- AIM -
Below are records to repeat exactly. Omit the pictures from the copy.

- SUPPLIED RECORDS -

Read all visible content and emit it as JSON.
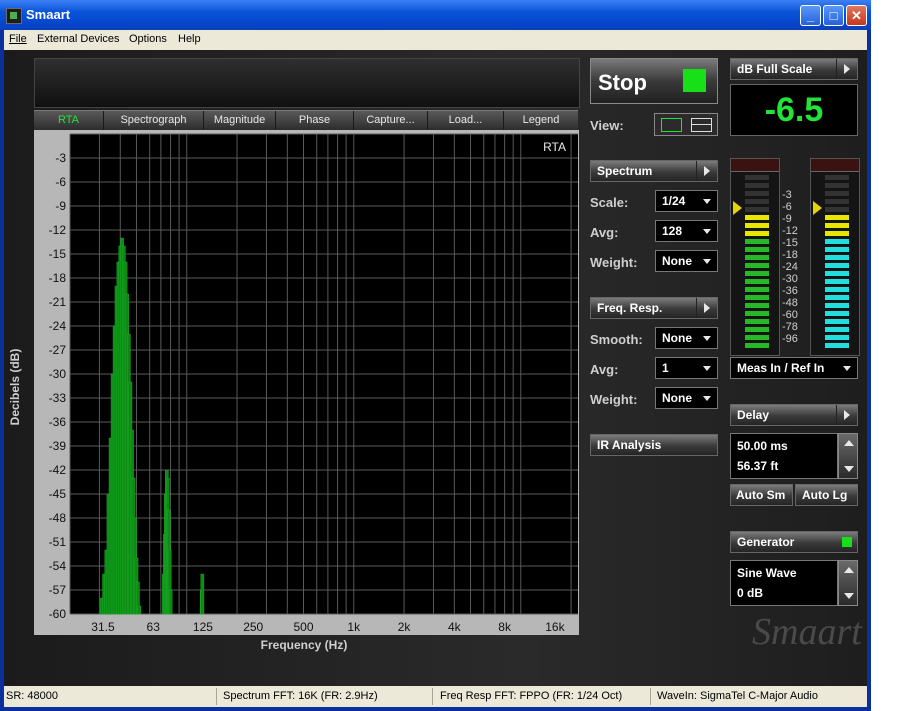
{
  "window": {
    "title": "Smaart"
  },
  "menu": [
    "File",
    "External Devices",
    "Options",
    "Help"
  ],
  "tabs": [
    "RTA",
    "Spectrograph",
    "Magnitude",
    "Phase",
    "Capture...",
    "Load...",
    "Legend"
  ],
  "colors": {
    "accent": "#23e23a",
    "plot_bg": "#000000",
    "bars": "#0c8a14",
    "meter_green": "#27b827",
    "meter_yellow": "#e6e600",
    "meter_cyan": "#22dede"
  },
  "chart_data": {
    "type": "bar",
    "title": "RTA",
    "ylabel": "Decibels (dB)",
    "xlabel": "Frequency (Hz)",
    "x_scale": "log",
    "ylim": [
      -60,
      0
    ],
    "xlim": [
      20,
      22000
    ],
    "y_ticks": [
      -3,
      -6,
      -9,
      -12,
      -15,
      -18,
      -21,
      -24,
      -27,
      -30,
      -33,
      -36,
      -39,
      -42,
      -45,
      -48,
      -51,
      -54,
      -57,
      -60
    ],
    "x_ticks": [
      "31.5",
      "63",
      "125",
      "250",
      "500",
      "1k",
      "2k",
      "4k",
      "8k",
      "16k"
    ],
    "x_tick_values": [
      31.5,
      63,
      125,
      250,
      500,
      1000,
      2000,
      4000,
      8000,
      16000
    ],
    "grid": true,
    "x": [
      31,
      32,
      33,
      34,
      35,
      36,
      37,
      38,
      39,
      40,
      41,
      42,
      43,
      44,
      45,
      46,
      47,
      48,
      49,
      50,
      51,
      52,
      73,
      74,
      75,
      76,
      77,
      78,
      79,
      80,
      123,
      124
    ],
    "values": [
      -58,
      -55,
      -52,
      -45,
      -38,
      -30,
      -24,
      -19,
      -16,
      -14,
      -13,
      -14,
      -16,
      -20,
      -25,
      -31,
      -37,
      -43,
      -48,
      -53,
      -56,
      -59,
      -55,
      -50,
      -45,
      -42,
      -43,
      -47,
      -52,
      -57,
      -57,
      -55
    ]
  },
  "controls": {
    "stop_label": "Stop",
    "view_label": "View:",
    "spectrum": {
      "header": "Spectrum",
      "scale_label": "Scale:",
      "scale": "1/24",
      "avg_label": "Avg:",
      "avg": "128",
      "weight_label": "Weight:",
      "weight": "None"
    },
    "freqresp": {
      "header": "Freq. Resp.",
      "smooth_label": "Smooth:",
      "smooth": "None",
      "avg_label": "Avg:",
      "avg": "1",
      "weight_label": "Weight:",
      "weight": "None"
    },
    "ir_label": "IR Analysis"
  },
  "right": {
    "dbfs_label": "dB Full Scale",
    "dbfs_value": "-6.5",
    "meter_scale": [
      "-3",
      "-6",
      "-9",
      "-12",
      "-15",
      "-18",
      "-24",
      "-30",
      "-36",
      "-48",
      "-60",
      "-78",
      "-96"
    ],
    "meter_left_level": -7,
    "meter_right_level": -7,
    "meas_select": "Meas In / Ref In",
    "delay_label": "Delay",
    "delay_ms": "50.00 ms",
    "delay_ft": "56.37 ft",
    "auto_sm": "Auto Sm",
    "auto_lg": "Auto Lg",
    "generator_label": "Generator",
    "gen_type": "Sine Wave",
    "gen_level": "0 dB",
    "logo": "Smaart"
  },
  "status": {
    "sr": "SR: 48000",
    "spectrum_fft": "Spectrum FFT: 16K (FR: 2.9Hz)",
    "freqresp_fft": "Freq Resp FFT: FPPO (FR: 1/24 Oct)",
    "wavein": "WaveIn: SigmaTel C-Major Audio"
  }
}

- EXERCISE RESPONSE -
Read all visible content and emit it as JSON.
{
  "window": {
    "title": "Smaart"
  },
  "menu": [
    "File",
    "External Devices",
    "Options",
    "Help"
  ],
  "tabs": [
    "RTA",
    "Spectrograph",
    "Magnitude",
    "Phase",
    "Capture...",
    "Load...",
    "Legend"
  ],
  "colors": {
    "accent": "#23e23a",
    "plot_bg": "#000000",
    "bars": "#0c8a14",
    "meter_green": "#27b827",
    "meter_yellow": "#e6e600",
    "meter_cyan": "#22dede"
  },
  "chart_data": {
    "type": "bar",
    "title": "RTA",
    "ylabel": "Decibels (dB)",
    "xlabel": "Frequency (Hz)",
    "x_scale": "log",
    "ylim": [
      -60,
      0
    ],
    "xlim": [
      20,
      22000
    ],
    "y_ticks": [
      -3,
      -6,
      -9,
      -12,
      -15,
      -18,
      -21,
      -24,
      -27,
      -30,
      -33,
      -36,
      -39,
      -42,
      -45,
      -48,
      -51,
      -54,
      -57,
      -60
    ],
    "x_ticks": [
      "31.5",
      "63",
      "125",
      "250",
      "500",
      "1k",
      "2k",
      "4k",
      "8k",
      "16k"
    ],
    "x_tick_values": [
      31.5,
      63,
      125,
      250,
      500,
      1000,
      2000,
      4000,
      8000,
      16000
    ],
    "grid": true,
    "x": [
      31,
      32,
      33,
      34,
      35,
      36,
      37,
      38,
      39,
      40,
      41,
      42,
      43,
      44,
      45,
      46,
      47,
      48,
      49,
      50,
      51,
      52,
      73,
      74,
      75,
      76,
      77,
      78,
      79,
      80,
      123,
      124
    ],
    "values": [
      -58,
      -55,
      -52,
      -45,
      -38,
      -30,
      -24,
      -19,
      -16,
      -14,
      -13,
      -14,
      -16,
      -20,
      -25,
      -31,
      -37,
      -43,
      -48,
      -53,
      -56,
      -59,
      -55,
      -50,
      -45,
      -42,
      -43,
      -47,
      -52,
      -57,
      -57,
      -55
    ]
  },
  "controls": {
    "stop_label": "Stop",
    "view_label": "View:",
    "spectrum": {
      "header": "Spectrum",
      "scale_label": "Scale:",
      "scale": "1/24",
      "avg_label": "Avg:",
      "avg": "128",
      "weight_label": "Weight:",
      "weight": "None"
    },
    "freqresp": {
      "header": "Freq. Resp.",
      "smooth_label": "Smooth:",
      "smooth": "None",
      "avg_label": "Avg:",
      "avg": "1",
      "weight_label": "Weight:",
      "weight": "None"
    },
    "ir_label": "IR Analysis"
  },
  "right": {
    "dbfs_label": "dB Full Scale",
    "dbfs_value": "-6.5",
    "meter_scale": [
      "-3",
      "-6",
      "-9",
      "-12",
      "-15",
      "-18",
      "-24",
      "-30",
      "-36",
      "-48",
      "-60",
      "-78",
      "-96"
    ],
    "meter_left_level": -7,
    "meter_right_level": -7,
    "meas_select": "Meas In / Ref In",
    "delay_label": "Delay",
    "delay_ms": "50.00 ms",
    "delay_ft": "56.37 ft",
    "auto_sm": "Auto Sm",
    "auto_lg": "Auto Lg",
    "generator_label": "Generator",
    "gen_type": "Sine Wave",
    "gen_level": "0 dB",
    "logo": "Smaart"
  },
  "status": {
    "sr": "SR: 48000",
    "spectrum_fft": "Spectrum FFT: 16K (FR: 2.9Hz)",
    "freqresp_fft": "Freq Resp FFT: FPPO (FR: 1/24 Oct)",
    "wavein": "WaveIn: SigmaTel C-Major Audio"
  }
}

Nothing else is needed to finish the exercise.